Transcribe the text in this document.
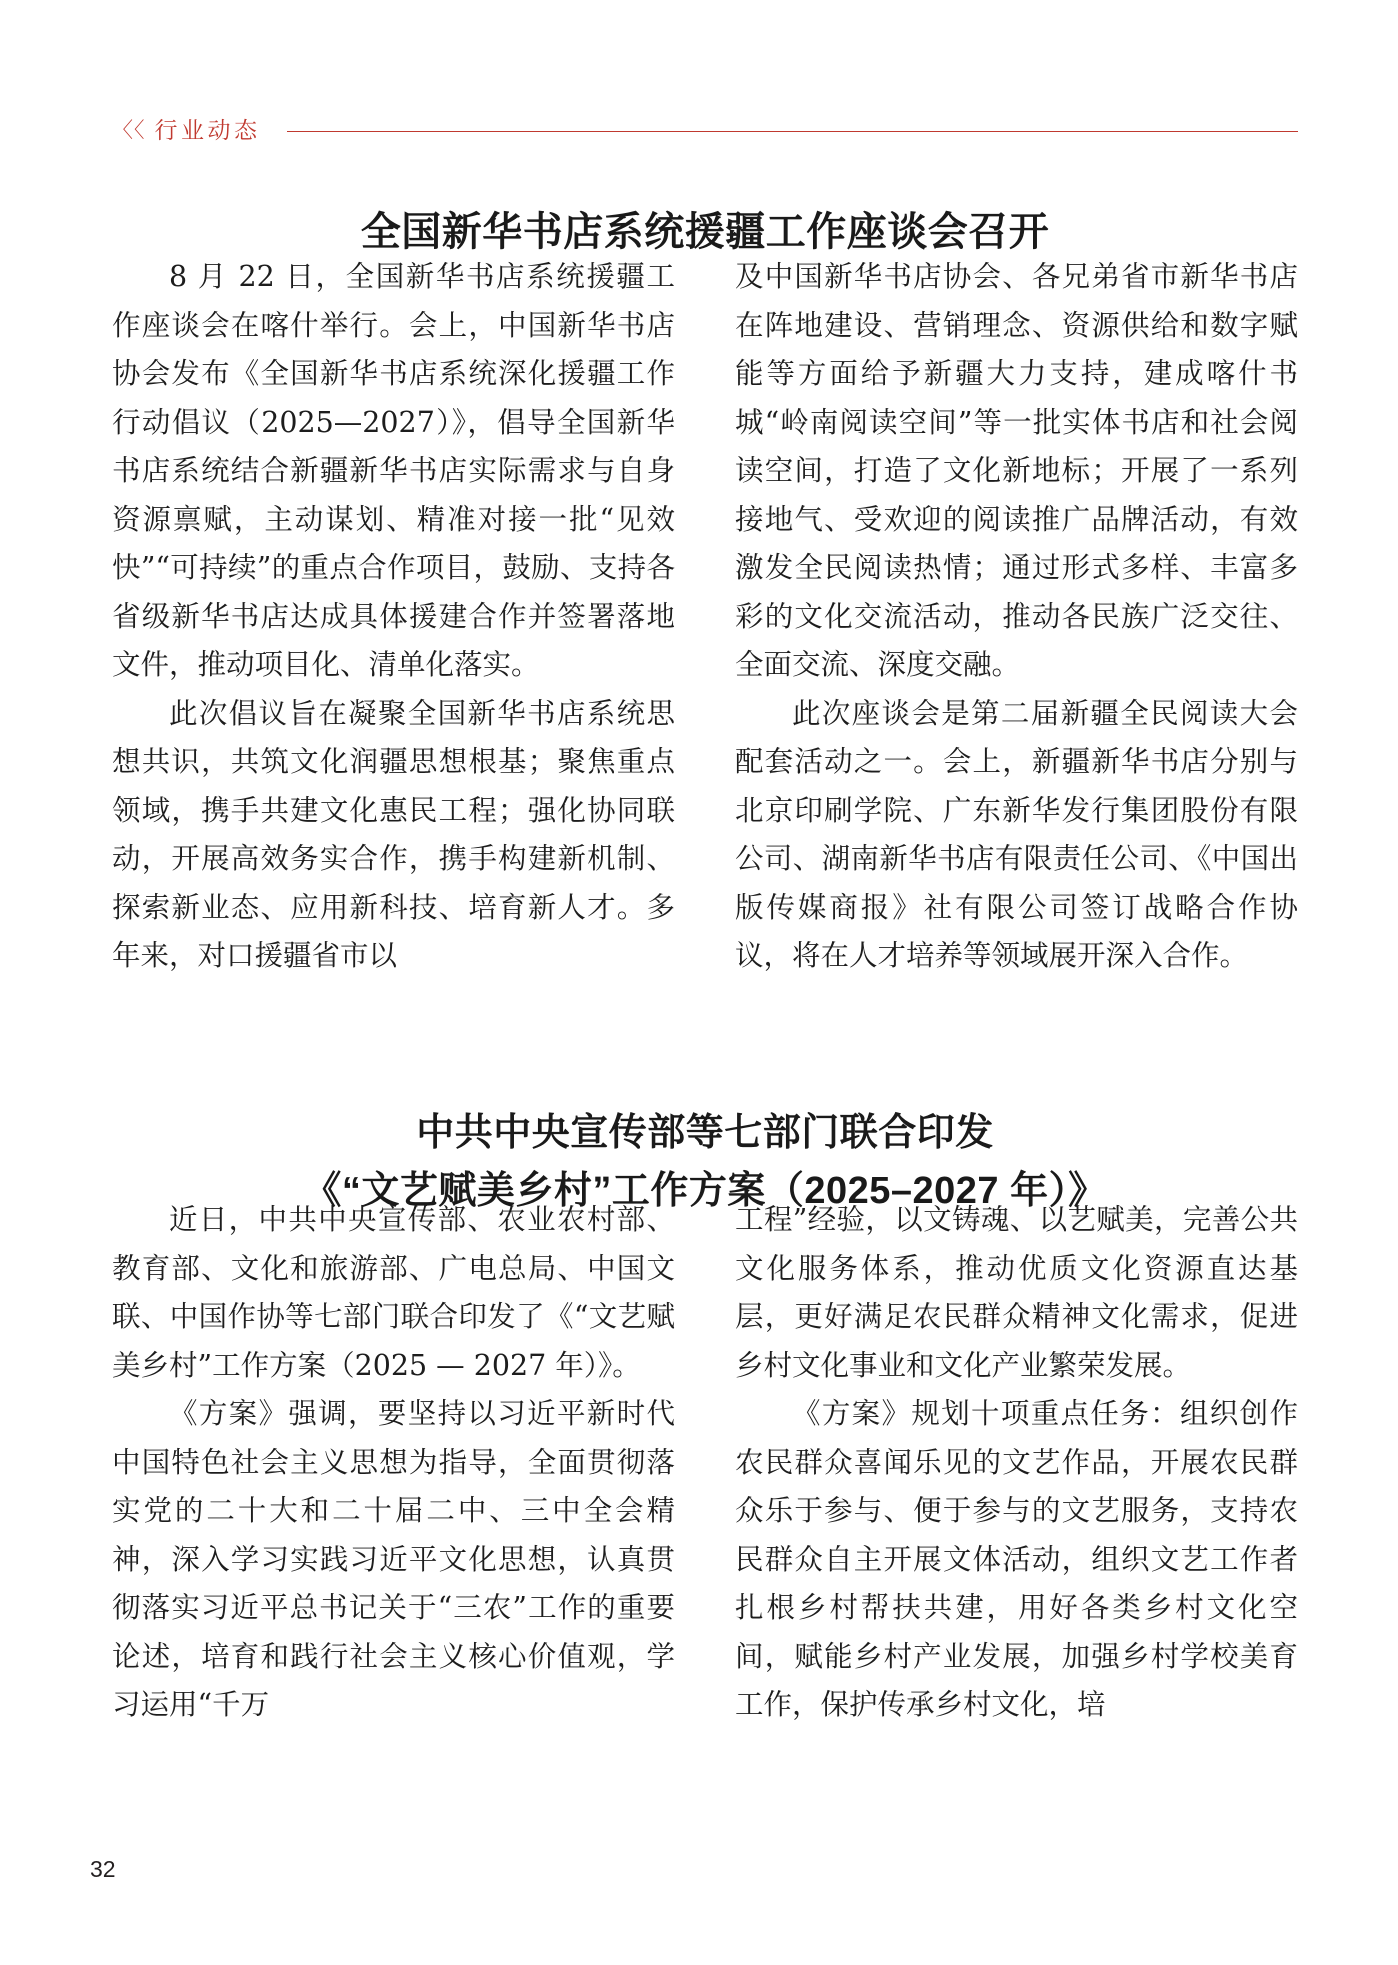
〈〈 行业动态
全国新华书店系统援疆工作座谈会召开

8 月 22 日，全国新华书店系统援疆工作座谈会在喀什举行。会上，中国新华书店协会发布《全国新华书店系统深化援疆工作行动倡议（2025—2027）》，倡导全国新华书店系统结合新疆新华书店实际需求与自身资源禀赋，主动谋划、精准对接一批“见效快”“可持续”的重点合作项目，鼓励、支持各省级新华书店达成具体援建合作并签署落地文件，推动项目化、清单化落实。

此次倡议旨在凝聚全国新华书店系统思想共识，共筑文化润疆思想根基；聚焦重点领域，携手共建文化惠民工程；强化协同联动，开展高效务实合作，携手构建新机制、探索新业态、应用新科技、培育新人才。多年来，对口援疆省市以

及中国新华书店协会、各兄弟省市新华书店在阵地建设、营销理念、资源供给和数字赋能等方面给予新疆大力支持，建成喀什书城“岭南阅读空间”等一批实体书店和社会阅读空间，打造了文化新地标；开展了一系列接地气、受欢迎的阅读推广品牌活动，有效激发全民阅读热情；通过形式多样、丰富多彩的文化交流活动，推动各民族广泛交往、全面交流、深度交融。

此次座谈会是第二届新疆全民阅读大会配套活动之一。会上，新疆新华书店分别与北京印刷学院、广东新华发行集团股份有限公司、湖南新华书店有限责任公司、《中国出版传媒商报》社有限公司签订战略合作协议，将在人才培养等领域展开深入合作。

中共中央宣传部等七部门联合印发
《“文艺赋美乡村”工作方案（2025–2027 年）》

近日，中共中央宣传部、农业农村部、教育部、文化和旅游部、广电总局、中国文联、中国作协等七部门联合印发了《“文艺赋美乡村”工作方案（2025 — 2027 年）》。

《方案》强调，要坚持以习近平新时代中国特色社会主义思想为指导，全面贯彻落实党的二十大和二十届二中、三中全会精神，深入学习实践习近平文化思想，认真贯彻落实习近平总书记关于“三农”工作的重要论述，培育和践行社会主义核心价值观，学习运用“千万

工程”经验，以文铸魂、以艺赋美，完善公共文化服务体系，推动优质文化资源直达基层，更好满足农民群众精神文化需求，促进乡村文化事业和文化产业繁荣发展。

《方案》规划十项重点任务：组织创作农民群众喜闻乐见的文艺作品，开展农民群众乐于参与、便于参与的文艺服务，支持农民群众自主开展文体活动，组织文艺工作者扎根乡村帮扶共建，用好各类乡村文化空间，赋能乡村产业发展，加强乡村学校美育工作，保护传承乡村文化，培

32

----

Reproduce the data verbatim. Do not carry any picture into the copy.

▶ **EXPECTED ANSWER**:
Transcribe the text in this document.
〈〈 行业动态
全国新华书店系统援疆工作座谈会召开

8 月 22 日，全国新华书店系统援疆工作座谈会在喀什举行。会上，中国新华书店协会发布《全国新华书店系统深化援疆工作行动倡议（2025—2027）》，倡导全国新华书店系统结合新疆新华书店实际需求与自身资源禀赋，主动谋划、精准对接一批“见效快”“可持续”的重点合作项目，鼓励、支持各省级新华书店达成具体援建合作并签署落地文件，推动项目化、清单化落实。

此次倡议旨在凝聚全国新华书店系统思想共识，共筑文化润疆思想根基；聚焦重点领域，携手共建文化惠民工程；强化协同联动，开展高效务实合作，携手构建新机制、探索新业态、应用新科技、培育新人才。多年来，对口援疆省市以

及中国新华书店协会、各兄弟省市新华书店在阵地建设、营销理念、资源供给和数字赋能等方面给予新疆大力支持，建成喀什书城“岭南阅读空间”等一批实体书店和社会阅读空间，打造了文化新地标；开展了一系列接地气、受欢迎的阅读推广品牌活动，有效激发全民阅读热情；通过形式多样、丰富多彩的文化交流活动，推动各民族广泛交往、全面交流、深度交融。

此次座谈会是第二届新疆全民阅读大会配套活动之一。会上，新疆新华书店分别与北京印刷学院、广东新华发行集团股份有限公司、湖南新华书店有限责任公司、《中国出版传媒商报》社有限公司签订战略合作协议，将在人才培养等领域展开深入合作。

中共中央宣传部等七部门联合印发
《“文艺赋美乡村”工作方案（2025–2027 年）》

近日，中共中央宣传部、农业农村部、教育部、文化和旅游部、广电总局、中国文联、中国作协等七部门联合印发了《“文艺赋美乡村”工作方案（2025 — 2027 年）》。

《方案》强调，要坚持以习近平新时代中国特色社会主义思想为指导，全面贯彻落实党的二十大和二十届二中、三中全会精神，深入学习实践习近平文化思想，认真贯彻落实习近平总书记关于“三农”工作的重要论述，培育和践行社会主义核心价值观，学习运用“千万

工程”经验，以文铸魂、以艺赋美，完善公共文化服务体系，推动优质文化资源直达基层，更好满足农民群众精神文化需求，促进乡村文化事业和文化产业繁荣发展。

《方案》规划十项重点任务：组织创作农民群众喜闻乐见的文艺作品，开展农民群众乐于参与、便于参与的文艺服务，支持农民群众自主开展文体活动，组织文艺工作者扎根乡村帮扶共建，用好各类乡村文化空间，赋能乡村产业发展，加强乡村学校美育工作，保护传承乡村文化，培

32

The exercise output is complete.